#### Task item:
Check each line of the data for "right" and select those that have it.

[Extracts from a graphics dataset]
>>>>>
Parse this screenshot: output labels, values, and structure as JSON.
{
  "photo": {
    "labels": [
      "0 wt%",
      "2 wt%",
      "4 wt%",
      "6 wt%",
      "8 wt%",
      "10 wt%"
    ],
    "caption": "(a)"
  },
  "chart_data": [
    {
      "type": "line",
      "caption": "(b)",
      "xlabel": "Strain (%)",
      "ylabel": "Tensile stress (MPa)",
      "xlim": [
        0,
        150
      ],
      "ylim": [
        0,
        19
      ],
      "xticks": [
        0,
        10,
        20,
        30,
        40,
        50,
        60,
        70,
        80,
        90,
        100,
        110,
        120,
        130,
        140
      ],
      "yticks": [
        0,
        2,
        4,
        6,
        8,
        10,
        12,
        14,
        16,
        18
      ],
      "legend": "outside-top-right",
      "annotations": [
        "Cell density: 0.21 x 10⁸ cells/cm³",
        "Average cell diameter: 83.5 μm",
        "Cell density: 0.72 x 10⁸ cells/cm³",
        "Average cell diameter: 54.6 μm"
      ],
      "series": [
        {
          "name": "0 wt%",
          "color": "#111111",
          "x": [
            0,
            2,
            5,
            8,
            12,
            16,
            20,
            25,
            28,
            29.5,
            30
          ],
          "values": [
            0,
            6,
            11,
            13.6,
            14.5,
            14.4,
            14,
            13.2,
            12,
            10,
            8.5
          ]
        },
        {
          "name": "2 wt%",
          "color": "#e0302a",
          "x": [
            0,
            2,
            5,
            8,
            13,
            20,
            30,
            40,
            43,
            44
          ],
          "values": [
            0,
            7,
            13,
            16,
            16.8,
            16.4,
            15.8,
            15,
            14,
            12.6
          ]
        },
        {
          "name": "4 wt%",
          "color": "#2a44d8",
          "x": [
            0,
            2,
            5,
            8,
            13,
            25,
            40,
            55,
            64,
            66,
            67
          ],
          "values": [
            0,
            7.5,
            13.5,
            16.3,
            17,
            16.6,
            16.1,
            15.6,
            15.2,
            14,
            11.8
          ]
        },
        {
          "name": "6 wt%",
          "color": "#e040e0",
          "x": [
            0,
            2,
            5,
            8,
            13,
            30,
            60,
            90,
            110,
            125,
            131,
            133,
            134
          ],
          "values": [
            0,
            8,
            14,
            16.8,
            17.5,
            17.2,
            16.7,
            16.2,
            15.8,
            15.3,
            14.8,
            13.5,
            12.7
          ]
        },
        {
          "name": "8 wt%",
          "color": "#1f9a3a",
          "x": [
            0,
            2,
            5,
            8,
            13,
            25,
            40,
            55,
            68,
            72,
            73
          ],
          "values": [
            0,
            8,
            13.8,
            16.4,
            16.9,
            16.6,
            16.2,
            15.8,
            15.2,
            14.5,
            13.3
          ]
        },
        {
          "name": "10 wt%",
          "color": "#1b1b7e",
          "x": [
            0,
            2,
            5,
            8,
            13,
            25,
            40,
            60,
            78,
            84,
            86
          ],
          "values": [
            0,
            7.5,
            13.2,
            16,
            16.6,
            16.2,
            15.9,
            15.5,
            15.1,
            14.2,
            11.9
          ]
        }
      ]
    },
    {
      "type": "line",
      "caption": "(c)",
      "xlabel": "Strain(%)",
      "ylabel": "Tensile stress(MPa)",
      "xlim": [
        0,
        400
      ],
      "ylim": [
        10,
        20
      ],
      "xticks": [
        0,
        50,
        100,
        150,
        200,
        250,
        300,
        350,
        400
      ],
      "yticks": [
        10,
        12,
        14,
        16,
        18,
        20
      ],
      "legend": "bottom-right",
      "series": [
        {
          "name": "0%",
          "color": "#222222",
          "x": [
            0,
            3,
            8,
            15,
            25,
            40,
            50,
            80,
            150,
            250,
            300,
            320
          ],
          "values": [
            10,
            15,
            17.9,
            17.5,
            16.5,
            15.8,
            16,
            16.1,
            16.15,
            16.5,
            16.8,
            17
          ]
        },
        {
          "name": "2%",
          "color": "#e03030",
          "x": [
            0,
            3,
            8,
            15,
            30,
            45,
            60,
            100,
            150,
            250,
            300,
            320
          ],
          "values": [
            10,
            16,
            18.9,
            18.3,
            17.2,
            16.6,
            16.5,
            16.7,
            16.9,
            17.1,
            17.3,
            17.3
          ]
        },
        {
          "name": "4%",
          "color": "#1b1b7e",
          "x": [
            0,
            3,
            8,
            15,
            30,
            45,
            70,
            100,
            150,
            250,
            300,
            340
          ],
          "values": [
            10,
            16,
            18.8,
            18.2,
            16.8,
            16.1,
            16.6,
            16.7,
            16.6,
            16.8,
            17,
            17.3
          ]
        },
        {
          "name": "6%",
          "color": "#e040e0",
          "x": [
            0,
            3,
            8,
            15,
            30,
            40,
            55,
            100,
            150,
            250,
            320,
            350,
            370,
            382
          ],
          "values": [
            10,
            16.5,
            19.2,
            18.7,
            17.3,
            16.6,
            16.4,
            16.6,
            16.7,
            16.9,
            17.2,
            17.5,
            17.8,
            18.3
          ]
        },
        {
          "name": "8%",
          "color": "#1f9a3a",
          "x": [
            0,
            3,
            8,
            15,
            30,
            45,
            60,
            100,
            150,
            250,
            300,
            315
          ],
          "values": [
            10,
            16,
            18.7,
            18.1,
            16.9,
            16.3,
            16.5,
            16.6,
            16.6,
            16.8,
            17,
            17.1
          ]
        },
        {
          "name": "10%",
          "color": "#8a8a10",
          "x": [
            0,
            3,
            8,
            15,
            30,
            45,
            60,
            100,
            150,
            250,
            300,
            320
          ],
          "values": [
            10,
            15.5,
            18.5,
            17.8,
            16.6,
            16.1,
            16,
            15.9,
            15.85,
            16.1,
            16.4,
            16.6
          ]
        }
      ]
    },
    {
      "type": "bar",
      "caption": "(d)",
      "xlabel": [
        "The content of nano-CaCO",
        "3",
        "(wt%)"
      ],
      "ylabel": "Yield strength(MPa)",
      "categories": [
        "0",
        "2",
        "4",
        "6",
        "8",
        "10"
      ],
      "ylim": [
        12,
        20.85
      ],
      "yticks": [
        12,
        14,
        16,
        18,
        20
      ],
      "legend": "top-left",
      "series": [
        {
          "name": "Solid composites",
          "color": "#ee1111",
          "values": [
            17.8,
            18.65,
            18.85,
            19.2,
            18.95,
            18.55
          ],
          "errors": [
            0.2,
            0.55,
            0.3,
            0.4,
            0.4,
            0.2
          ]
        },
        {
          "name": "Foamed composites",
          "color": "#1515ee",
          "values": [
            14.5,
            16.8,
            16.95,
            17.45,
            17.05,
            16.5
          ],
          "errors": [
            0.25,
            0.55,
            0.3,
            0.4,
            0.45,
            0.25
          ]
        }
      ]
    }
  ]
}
<<<<<
#### Solution for this exercise:
      "legend": "outside-top-right",
      "legend": "bottom-right",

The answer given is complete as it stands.